[BEGIN]

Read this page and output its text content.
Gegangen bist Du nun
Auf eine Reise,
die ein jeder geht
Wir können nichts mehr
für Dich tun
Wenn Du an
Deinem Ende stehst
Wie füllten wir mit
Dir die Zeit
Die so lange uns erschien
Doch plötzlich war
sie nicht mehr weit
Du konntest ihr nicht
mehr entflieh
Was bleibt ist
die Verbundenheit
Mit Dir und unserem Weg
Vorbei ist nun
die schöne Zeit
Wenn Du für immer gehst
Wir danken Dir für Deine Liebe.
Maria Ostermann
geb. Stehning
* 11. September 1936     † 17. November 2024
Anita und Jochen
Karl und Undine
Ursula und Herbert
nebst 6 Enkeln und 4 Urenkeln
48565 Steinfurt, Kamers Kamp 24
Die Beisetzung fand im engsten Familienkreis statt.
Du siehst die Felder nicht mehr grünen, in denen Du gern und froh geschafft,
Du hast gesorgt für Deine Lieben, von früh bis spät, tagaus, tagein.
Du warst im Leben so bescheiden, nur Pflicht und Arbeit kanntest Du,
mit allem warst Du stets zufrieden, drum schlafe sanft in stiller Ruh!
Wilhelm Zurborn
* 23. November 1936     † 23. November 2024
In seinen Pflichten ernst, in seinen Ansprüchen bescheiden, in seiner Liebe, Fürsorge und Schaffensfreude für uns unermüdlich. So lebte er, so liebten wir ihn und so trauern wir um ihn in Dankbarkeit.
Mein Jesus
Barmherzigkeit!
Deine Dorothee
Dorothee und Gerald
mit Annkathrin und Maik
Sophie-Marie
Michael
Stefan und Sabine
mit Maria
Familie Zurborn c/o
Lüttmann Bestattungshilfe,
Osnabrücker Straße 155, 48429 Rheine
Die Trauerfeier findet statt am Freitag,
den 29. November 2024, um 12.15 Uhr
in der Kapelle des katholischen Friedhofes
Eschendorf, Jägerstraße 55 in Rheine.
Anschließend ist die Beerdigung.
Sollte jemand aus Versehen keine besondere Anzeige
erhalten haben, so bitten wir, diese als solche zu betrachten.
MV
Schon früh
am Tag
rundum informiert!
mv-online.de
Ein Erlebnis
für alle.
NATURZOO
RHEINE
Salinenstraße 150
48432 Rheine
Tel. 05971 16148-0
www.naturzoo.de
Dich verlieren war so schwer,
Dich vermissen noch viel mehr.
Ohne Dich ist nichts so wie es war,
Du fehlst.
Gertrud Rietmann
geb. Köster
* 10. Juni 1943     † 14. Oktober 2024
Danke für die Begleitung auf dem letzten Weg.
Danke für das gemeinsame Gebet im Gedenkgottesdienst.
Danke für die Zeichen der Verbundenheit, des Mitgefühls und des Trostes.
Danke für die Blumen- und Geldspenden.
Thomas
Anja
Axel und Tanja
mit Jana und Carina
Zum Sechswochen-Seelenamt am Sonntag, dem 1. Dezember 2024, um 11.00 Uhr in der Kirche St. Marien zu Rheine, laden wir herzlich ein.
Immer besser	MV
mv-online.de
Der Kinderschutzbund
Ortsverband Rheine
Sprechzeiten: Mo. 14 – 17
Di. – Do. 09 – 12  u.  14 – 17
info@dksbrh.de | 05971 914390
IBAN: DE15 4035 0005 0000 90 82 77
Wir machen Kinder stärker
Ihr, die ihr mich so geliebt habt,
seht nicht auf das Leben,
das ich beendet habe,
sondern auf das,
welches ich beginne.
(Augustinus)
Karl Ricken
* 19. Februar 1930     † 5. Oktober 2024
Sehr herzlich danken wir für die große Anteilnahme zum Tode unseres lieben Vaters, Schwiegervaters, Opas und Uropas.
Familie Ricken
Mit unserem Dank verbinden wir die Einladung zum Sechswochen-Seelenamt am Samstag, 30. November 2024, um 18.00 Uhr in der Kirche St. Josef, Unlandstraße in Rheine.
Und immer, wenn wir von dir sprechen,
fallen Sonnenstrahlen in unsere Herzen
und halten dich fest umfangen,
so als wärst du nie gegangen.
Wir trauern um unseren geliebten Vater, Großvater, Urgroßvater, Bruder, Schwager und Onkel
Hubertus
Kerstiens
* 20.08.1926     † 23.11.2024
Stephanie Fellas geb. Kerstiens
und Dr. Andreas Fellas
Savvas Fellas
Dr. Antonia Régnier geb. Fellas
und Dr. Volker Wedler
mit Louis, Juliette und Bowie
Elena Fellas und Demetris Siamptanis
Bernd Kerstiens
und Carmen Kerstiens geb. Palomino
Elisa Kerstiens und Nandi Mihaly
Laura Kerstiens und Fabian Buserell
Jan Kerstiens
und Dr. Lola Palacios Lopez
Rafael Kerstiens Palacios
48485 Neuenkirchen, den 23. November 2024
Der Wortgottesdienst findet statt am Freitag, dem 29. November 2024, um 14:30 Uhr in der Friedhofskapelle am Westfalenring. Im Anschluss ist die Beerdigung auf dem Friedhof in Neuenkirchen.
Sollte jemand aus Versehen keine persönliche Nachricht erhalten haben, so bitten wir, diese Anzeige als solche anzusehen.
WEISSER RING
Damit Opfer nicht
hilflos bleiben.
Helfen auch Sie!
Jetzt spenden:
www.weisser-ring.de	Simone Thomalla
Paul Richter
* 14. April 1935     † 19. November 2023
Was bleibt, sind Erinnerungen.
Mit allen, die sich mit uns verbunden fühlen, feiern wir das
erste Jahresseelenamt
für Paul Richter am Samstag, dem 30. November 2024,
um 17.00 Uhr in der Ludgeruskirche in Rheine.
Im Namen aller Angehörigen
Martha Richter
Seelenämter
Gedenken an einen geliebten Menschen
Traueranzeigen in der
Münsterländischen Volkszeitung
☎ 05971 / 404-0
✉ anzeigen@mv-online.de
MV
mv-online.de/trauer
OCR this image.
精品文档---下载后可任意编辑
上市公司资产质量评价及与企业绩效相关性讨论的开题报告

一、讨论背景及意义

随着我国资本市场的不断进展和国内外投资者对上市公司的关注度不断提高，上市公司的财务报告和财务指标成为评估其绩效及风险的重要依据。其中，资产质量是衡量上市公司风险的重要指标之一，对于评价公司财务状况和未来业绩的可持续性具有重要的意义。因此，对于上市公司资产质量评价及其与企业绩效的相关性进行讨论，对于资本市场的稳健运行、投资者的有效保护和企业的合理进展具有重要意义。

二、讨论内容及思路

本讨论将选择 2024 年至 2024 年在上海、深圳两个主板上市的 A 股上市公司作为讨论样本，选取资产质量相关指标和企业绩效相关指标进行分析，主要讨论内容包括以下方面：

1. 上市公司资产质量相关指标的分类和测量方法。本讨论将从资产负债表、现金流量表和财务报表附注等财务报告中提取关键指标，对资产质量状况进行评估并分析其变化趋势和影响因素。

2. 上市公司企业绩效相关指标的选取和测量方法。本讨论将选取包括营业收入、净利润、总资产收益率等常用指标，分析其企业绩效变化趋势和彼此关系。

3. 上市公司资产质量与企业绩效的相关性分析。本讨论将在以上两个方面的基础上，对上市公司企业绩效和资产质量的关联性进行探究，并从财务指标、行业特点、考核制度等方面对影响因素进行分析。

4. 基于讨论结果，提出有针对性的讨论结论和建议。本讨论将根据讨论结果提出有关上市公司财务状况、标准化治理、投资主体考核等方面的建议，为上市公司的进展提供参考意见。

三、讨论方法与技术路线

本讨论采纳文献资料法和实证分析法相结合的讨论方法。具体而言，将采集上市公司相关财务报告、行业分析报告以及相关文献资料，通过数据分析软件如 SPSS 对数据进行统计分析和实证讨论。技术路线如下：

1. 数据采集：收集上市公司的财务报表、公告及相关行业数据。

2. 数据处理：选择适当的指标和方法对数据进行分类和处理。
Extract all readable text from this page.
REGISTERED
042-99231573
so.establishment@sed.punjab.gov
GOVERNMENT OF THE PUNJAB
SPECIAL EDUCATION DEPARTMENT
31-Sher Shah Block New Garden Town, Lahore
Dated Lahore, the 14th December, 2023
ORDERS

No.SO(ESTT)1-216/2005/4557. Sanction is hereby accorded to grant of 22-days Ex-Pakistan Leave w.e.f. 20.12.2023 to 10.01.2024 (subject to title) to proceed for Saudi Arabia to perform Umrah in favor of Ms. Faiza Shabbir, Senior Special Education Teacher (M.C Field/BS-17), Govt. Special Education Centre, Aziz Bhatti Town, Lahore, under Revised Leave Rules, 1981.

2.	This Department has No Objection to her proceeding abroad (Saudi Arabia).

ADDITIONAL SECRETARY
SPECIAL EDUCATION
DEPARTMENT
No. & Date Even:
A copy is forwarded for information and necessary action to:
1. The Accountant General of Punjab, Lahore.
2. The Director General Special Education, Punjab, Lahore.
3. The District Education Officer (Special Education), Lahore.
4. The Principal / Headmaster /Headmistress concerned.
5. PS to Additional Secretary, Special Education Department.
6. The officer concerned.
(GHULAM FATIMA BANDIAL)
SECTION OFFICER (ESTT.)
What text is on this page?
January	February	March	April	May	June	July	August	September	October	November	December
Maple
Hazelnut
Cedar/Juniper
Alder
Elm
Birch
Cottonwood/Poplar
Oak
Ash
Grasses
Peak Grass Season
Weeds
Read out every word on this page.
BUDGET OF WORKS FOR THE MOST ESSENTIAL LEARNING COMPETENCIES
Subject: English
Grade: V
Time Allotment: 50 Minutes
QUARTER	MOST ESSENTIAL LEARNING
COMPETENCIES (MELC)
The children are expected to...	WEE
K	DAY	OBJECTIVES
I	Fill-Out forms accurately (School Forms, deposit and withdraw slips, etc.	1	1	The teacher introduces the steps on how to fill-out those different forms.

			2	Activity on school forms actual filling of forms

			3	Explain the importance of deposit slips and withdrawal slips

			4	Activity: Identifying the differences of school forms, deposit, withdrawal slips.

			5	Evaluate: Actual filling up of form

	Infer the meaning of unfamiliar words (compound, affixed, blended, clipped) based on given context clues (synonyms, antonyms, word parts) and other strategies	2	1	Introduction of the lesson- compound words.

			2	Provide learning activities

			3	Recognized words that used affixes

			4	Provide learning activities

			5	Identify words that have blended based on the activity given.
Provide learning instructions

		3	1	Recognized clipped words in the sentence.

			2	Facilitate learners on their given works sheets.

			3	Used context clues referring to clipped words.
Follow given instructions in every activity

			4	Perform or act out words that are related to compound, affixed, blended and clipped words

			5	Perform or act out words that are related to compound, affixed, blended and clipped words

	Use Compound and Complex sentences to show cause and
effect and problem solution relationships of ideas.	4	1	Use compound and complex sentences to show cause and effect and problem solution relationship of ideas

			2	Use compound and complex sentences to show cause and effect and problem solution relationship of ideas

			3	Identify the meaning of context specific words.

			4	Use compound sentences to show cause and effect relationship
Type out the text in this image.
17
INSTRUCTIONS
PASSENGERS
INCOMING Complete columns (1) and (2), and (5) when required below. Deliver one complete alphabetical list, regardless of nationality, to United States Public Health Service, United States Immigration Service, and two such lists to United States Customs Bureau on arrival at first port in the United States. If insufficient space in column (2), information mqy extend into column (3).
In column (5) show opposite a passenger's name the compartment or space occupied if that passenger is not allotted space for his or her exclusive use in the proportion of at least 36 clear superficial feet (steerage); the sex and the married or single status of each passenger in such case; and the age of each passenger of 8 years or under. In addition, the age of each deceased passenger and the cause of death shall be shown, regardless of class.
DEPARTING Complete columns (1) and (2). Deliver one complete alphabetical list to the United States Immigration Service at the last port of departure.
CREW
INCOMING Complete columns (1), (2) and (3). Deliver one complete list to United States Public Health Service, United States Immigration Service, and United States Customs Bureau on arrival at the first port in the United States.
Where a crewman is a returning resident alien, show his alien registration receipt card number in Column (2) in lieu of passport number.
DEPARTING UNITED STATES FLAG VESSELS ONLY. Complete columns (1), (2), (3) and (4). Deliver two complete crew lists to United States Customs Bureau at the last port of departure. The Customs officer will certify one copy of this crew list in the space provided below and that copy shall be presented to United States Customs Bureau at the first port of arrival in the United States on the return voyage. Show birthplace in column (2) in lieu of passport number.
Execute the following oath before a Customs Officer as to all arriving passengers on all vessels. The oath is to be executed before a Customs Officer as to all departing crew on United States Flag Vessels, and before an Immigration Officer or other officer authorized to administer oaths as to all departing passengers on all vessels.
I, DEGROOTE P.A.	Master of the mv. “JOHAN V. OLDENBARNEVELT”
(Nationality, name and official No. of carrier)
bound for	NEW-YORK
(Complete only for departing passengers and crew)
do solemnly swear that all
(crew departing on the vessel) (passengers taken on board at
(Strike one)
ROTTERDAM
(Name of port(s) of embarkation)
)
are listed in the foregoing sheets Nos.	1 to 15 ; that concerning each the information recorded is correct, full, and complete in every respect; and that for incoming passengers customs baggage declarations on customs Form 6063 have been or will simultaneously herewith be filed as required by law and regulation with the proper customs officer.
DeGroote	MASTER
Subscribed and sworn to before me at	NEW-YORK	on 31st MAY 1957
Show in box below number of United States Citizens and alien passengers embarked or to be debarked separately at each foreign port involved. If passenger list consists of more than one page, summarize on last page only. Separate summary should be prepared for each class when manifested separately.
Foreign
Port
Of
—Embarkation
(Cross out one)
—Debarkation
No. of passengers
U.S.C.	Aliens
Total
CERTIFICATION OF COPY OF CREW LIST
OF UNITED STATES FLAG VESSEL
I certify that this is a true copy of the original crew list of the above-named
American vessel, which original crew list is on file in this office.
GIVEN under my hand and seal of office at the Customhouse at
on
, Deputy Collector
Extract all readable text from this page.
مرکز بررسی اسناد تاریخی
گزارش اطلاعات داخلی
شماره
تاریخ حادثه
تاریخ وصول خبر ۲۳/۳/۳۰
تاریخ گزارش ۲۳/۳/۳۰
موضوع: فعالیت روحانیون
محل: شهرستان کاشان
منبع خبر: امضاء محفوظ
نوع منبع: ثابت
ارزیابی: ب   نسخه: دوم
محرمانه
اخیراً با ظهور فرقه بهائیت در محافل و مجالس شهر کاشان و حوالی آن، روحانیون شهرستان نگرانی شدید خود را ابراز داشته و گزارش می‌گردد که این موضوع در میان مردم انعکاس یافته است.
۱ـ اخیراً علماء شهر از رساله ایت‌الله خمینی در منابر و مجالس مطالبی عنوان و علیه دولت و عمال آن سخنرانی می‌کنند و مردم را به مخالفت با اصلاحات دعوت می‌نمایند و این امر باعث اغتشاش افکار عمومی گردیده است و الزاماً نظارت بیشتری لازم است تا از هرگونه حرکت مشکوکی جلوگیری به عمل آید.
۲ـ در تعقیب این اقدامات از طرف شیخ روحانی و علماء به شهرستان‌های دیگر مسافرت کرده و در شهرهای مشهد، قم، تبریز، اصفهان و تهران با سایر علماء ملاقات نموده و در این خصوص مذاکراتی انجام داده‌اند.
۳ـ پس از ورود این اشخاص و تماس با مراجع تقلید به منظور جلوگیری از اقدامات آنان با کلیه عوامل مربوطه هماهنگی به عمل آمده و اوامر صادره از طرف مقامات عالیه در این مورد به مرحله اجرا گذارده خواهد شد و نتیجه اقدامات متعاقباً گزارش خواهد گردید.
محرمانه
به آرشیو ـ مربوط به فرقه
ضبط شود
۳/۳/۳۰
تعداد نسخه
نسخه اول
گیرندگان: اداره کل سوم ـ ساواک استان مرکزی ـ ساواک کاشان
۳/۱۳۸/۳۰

[END]

## WHAT YOU WILL DO:
Across the data, tally the lines containing "bescheiden" and give back the number alone.

## RESULT BELOW:
2